*Required task*. Scan the records for the string "name"; copy each line where it occurs.

*Exercise inputs*.
>> START
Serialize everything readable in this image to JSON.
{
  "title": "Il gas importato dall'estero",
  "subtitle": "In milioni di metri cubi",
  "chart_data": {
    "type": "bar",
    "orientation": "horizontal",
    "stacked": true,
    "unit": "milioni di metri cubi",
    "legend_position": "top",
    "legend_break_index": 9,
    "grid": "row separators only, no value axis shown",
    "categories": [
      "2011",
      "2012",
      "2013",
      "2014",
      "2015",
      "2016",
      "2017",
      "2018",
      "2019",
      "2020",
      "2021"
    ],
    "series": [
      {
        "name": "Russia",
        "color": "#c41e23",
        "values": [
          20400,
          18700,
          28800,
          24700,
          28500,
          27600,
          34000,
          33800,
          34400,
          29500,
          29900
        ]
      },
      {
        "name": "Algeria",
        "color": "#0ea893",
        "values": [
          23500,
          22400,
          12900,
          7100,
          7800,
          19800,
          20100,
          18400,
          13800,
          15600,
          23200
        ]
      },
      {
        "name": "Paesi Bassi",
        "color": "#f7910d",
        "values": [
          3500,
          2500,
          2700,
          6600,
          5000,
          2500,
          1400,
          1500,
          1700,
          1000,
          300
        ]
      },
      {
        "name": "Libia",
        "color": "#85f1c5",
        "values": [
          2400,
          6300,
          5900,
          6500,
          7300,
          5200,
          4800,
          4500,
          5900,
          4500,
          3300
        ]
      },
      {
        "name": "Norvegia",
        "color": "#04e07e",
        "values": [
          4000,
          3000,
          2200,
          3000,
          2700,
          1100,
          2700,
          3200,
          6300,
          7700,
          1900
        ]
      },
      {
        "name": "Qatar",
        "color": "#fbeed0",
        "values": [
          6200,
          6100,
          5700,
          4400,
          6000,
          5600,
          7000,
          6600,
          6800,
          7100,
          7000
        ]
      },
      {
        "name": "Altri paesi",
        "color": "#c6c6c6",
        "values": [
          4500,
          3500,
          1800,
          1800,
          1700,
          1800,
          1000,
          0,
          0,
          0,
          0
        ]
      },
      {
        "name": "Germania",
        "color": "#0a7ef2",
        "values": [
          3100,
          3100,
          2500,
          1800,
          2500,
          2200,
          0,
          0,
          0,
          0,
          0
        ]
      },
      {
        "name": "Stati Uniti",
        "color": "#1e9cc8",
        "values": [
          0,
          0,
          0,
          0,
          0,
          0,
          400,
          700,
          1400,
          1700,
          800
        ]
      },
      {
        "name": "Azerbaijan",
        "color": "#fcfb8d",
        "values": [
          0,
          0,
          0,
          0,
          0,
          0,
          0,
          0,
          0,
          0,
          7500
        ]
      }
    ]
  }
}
>> END
*Output*.
        "name": "Russia",
        "name": "Algeria",
        "name": "Paesi Bassi",
        "name": "Libia",
        "name": "Norvegia",
        "name": "Qatar",
        "name": "Altri paesi",
        "name": "Germania",
        "name": "Stati Uniti",
        "name": "Azerbaijan",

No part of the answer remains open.